Objective:
Count how many lines of the material hold "color". Respond with that number alone.

────────────────────

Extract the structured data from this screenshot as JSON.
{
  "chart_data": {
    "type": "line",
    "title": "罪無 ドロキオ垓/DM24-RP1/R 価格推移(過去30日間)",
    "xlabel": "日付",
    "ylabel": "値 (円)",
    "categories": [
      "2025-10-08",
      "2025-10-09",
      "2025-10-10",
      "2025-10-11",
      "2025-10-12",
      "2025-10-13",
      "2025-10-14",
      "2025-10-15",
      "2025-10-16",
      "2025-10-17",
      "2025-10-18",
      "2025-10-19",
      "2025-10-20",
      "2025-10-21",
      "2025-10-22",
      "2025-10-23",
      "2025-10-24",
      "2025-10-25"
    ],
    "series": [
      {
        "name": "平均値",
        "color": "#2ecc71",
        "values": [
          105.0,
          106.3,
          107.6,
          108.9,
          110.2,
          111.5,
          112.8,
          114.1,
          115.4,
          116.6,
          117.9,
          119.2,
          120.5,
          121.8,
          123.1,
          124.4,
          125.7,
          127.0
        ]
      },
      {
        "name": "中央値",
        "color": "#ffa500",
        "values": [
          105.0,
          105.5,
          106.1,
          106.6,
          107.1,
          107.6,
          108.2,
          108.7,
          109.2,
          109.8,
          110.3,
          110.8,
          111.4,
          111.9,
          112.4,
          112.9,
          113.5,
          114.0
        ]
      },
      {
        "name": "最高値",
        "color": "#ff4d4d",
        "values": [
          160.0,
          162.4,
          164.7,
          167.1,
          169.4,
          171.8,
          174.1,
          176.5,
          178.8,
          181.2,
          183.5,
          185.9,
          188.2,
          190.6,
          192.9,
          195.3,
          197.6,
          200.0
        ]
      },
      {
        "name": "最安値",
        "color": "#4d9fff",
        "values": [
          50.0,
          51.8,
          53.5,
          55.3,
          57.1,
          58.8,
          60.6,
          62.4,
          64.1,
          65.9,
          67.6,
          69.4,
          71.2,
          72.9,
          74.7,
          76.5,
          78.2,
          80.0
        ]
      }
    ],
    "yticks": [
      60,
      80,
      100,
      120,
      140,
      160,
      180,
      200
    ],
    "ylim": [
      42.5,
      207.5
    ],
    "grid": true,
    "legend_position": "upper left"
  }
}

────────────────────

Output:
4